**REQUIRED TASK**. Would you return the complete listing below word for word?

**RECORDED DATA**.
------------------------------------------------------------

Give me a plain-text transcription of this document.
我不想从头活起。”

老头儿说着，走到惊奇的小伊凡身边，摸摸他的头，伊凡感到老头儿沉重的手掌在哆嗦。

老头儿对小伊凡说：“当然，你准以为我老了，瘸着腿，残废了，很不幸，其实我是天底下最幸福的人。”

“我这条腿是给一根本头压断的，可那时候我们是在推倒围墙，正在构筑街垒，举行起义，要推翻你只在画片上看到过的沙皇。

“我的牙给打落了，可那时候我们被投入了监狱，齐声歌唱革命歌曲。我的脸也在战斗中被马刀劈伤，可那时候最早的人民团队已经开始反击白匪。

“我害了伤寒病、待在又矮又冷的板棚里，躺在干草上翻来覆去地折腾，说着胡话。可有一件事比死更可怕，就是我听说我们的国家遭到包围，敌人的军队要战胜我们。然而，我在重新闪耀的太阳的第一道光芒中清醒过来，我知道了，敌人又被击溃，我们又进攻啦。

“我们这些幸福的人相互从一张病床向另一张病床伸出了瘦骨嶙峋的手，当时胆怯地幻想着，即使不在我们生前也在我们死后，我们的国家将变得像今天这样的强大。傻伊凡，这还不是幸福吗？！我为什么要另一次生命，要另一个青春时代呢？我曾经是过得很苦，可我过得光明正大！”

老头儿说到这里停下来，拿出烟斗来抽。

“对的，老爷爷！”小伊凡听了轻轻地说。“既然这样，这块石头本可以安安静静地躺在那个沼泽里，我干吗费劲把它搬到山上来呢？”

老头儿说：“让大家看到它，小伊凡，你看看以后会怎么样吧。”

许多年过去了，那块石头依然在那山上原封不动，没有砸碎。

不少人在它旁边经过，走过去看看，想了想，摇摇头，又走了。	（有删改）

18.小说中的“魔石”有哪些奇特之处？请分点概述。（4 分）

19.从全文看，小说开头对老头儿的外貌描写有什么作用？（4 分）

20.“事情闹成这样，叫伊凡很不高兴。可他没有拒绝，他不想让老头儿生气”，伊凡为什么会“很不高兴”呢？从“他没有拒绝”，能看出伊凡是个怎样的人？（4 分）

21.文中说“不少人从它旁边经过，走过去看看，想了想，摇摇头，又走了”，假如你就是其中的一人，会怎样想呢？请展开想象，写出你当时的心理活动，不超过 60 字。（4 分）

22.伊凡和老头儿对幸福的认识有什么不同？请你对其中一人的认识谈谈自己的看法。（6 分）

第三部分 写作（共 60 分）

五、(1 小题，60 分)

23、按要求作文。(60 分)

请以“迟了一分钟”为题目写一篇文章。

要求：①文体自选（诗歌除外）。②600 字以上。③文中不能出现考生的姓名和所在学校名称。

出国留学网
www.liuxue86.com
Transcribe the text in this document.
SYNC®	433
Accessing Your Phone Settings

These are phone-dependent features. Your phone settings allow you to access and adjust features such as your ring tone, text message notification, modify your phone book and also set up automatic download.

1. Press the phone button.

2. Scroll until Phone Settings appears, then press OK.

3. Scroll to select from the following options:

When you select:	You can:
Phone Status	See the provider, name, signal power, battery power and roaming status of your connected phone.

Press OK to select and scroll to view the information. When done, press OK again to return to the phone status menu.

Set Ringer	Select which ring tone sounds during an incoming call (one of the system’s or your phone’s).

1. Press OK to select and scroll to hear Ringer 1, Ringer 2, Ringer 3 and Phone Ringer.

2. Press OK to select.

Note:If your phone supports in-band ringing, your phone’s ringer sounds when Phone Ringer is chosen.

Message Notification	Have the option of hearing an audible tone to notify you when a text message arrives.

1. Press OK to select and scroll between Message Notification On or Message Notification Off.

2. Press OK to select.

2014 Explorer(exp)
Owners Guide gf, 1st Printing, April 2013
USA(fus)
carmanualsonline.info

------------------------------------------------------------

**CORRECT OUTPUT**.
Give me a plain-text transcription of this document.
我不想从头活起。”

老头儿说着，走到惊奇的小伊凡身边，摸摸他的头，伊凡感到老头儿沉重的手掌在哆嗦。

老头儿对小伊凡说：“当然，你准以为我老了，瘸着腿，残废了，很不幸，其实我是天底下最幸福的人。”

“我这条腿是给一根本头压断的，可那时候我们是在推倒围墙，正在构筑街垒，举行起义，要推翻你只在画片上看到过的沙皇。

“我的牙给打落了，可那时候我们被投入了监狱，齐声歌唱革命歌曲。我的脸也在战斗中被马刀劈伤，可那时候最早的人民团队已经开始反击白匪。

“我害了伤寒病、待在又矮又冷的板棚里，躺在干草上翻来覆去地折腾，说着胡话。可有一件事比死更可怕，就是我听说我们的国家遭到包围，敌人的军队要战胜我们。然而，我在重新闪耀的太阳的第一道光芒中清醒过来，我知道了，敌人又被击溃，我们又进攻啦。

“我们这些幸福的人相互从一张病床向另一张病床伸出了瘦骨嶙峋的手，当时胆怯地幻想着，即使不在我们生前也在我们死后，我们的国家将变得像今天这样的强大。傻伊凡，这还不是幸福吗？！我为什么要另一次生命，要另一个青春时代呢？我曾经是过得很苦，可我过得光明正大！”

老头儿说到这里停下来，拿出烟斗来抽。

“对的，老爷爷！”小伊凡听了轻轻地说。“既然这样，这块石头本可以安安静静地躺在那个沼泽里，我干吗费劲把它搬到山上来呢？”

老头儿说：“让大家看到它，小伊凡，你看看以后会怎么样吧。”

许多年过去了，那块石头依然在那山上原封不动，没有砸碎。

不少人在它旁边经过，走过去看看，想了想，摇摇头，又走了。	（有删改）

18.小说中的“魔石”有哪些奇特之处？请分点概述。（4 分）

19.从全文看，小说开头对老头儿的外貌描写有什么作用？（4 分）

20.“事情闹成这样，叫伊凡很不高兴。可他没有拒绝，他不想让老头儿生气”，伊凡为什么会“很不高兴”呢？从“他没有拒绝”，能看出伊凡是个怎样的人？（4 分）

21.文中说“不少人从它旁边经过，走过去看看，想了想，摇摇头，又走了”，假如你就是其中的一人，会怎样想呢？请展开想象，写出你当时的心理活动，不超过 60 字。（4 分）

22.伊凡和老头儿对幸福的认识有什么不同？请你对其中一人的认识谈谈自己的看法。（6 分）

第三部分 写作（共 60 分）

五、(1 小题，60 分)

23、按要求作文。(60 分)

请以“迟了一分钟”为题目写一篇文章。

要求：①文体自选（诗歌除外）。②600 字以上。③文中不能出现考生的姓名和所在学校名称。

出国留学网
www.liuxue86.com
Transcribe the text in this document.
SYNC®	433
Accessing Your Phone Settings

These are phone-dependent features. Your phone settings allow you to access and adjust features such as your ring tone, text message notification, modify your phone book and also set up automatic download.

1. Press the phone button.

2. Scroll until Phone Settings appears, then press OK.

3. Scroll to select from the following options:

When you select:	You can:
Phone Status	See the provider, name, signal power, battery power and roaming status of your connected phone.

Press OK to select and scroll to view the information. When done, press OK again to return to the phone status menu.

Set Ringer	Select which ring tone sounds during an incoming call (one of the system’s or your phone’s).

1. Press OK to select and scroll to hear Ringer 1, Ringer 2, Ringer 3 and Phone Ringer.

2. Press OK to select.

Note:If your phone supports in-band ringing, your phone’s ringer sounds when Phone Ringer is chosen.

Message Notification	Have the option of hearing an audible tone to notify you when a text message arrives.

1. Press OK to select and scroll between Message Notification On or Message Notification Off.

2. Press OK to select.

2014 Explorer(exp)
Owners Guide gf, 1st Printing, April 2013
USA(fus)
carmanualsonline.info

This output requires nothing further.